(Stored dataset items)
───
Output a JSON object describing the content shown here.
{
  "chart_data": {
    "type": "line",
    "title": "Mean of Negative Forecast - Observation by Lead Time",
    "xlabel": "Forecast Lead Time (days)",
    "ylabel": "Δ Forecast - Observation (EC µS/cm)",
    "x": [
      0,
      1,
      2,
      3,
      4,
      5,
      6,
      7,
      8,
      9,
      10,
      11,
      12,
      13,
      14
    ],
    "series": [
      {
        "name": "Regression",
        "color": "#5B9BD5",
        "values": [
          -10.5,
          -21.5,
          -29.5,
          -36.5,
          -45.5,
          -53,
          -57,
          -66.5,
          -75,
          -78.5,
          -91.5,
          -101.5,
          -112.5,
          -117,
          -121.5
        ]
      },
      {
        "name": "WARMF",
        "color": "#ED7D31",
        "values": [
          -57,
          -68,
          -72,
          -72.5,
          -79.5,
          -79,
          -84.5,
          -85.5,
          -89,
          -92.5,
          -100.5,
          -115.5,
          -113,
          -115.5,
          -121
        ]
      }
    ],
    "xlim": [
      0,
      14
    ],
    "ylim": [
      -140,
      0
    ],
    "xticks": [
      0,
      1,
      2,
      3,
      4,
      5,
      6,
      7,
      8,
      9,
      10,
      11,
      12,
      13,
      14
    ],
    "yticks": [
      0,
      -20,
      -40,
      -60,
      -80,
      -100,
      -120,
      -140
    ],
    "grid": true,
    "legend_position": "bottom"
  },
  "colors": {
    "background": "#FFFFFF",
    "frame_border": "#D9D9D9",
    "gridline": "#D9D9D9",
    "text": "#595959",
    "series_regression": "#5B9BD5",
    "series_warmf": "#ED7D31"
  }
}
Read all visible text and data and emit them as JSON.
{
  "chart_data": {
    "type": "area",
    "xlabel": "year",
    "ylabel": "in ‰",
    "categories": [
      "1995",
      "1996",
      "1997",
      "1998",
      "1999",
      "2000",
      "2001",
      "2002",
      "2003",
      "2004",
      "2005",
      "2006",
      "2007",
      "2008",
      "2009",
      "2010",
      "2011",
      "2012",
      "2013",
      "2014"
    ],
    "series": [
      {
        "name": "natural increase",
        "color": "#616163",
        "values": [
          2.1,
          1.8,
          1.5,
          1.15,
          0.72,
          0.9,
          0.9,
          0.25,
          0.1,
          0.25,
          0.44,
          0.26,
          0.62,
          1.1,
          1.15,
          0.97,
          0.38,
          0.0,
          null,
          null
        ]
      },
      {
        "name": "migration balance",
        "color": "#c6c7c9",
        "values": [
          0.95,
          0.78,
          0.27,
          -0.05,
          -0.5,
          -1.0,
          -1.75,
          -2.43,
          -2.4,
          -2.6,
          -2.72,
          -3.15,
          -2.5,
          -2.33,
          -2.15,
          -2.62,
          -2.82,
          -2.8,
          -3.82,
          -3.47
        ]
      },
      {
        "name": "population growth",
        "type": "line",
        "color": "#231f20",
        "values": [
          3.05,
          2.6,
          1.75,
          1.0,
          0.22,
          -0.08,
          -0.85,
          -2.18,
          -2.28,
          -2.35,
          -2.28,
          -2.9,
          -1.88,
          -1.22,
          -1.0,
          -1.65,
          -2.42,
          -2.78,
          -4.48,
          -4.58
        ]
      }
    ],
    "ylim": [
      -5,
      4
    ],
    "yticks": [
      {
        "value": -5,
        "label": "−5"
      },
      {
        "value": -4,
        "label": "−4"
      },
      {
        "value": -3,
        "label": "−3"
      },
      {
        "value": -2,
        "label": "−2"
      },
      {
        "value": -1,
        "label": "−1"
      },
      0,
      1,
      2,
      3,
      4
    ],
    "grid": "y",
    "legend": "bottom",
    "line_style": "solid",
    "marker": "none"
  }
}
───
Repeat the data above, word for word.

Output a JSON object describing the content shown here.
{
  "chart_data": {
    "type": "line",
    "title": "Mean of Negative Forecast - Observation by Lead Time",
    "xlabel": "Forecast Lead Time (days)",
    "ylabel": "Δ Forecast - Observation (EC µS/cm)",
    "x": [
      0,
      1,
      2,
      3,
      4,
      5,
      6,
      7,
      8,
      9,
      10,
      11,
      12,
      13,
      14
    ],
    "series": [
      {
        "name": "Regression",
        "color": "#5B9BD5",
        "values": [
          -10.5,
          -21.5,
          -29.5,
          -36.5,
          -45.5,
          -53,
          -57,
          -66.5,
          -75,
          -78.5,
          -91.5,
          -101.5,
          -112.5,
          -117,
          -121.5
        ]
      },
      {
        "name": "WARMF",
        "color": "#ED7D31",
        "values": [
          -57,
          -68,
          -72,
          -72.5,
          -79.5,
          -79,
          -84.5,
          -85.5,
          -89,
          -92.5,
          -100.5,
          -115.5,
          -113,
          -115.5,
          -121
        ]
      }
    ],
    "xlim": [
      0,
      14
    ],
    "ylim": [
      -140,
      0
    ],
    "xticks": [
      0,
      1,
      2,
      3,
      4,
      5,
      6,
      7,
      8,
      9,
      10,
      11,
      12,
      13,
      14
    ],
    "yticks": [
      0,
      -20,
      -40,
      -60,
      -80,
      -100,
      -120,
      -140
    ],
    "grid": true,
    "legend_position": "bottom"
  },
  "colors": {
    "background": "#FFFFFF",
    "frame_border": "#D9D9D9",
    "gridline": "#D9D9D9",
    "text": "#595959",
    "series_regression": "#5B9BD5",
    "series_warmf": "#ED7D31"
  }
}
Read all visible text and data and emit them as JSON.
{
  "chart_data": {
    "type": "area",
    "xlabel": "year",
    "ylabel": "in ‰",
    "categories": [
      "1995",
      "1996",
      "1997",
      "1998",
      "1999",
      "2000",
      "2001",
      "2002",
      "2003",
      "2004",
      "2005",
      "2006",
      "2007",
      "2008",
      "2009",
      "2010",
      "2011",
      "2012",
      "2013",
      "2014"
    ],
    "series": [
      {
        "name": "natural increase",
        "color": "#616163",
        "values": [
          2.1,
          1.8,
          1.5,
          1.15,
          0.72,
          0.9,
          0.9,
          0.25,
          0.1,
          0.25,
          0.44,
          0.26,
          0.62,
          1.1,
          1.15,
          0.97,
          0.38,
          0.0,
          null,
          null
        ]
      },
      {
        "name": "migration balance",
        "color": "#c6c7c9",
        "values": [
          0.95,
          0.78,
          0.27,
          -0.05,
          -0.5,
          -1.0,
          -1.75,
          -2.43,
          -2.4,
          -2.6,
          -2.72,
          -3.15,
          -2.5,
          -2.33,
          -2.15,
          -2.62,
          -2.82,
          -2.8,
          -3.82,
          -3.47
        ]
      },
      {
        "name": "population growth",
        "type": "line",
        "color": "#231f20",
        "values": [
          3.05,
          2.6,
          1.75,
          1.0,
          0.22,
          -0.08,
          -0.85,
          -2.18,
          -2.28,
          -2.35,
          -2.28,
          -2.9,
          -1.88,
          -1.22,
          -1.0,
          -1.65,
          -2.42,
          -2.78,
          -4.48,
          -4.58
        ]
      }
    ],
    "ylim": [
      -5,
      4
    ],
    "yticks": [
      {
        "value": -5,
        "label": "−5"
      },
      {
        "value": -4,
        "label": "−4"
      },
      {
        "value": -3,
        "label": "−3"
      },
      {
        "value": -2,
        "label": "−2"
      },
      {
        "value": -1,
        "label": "−1"
      },
      0,
      1,
      2,
      3,
      4
    ],
    "grid": "y",
    "legend": "bottom",
    "line_style": "solid",
    "marker": "none"
  }
}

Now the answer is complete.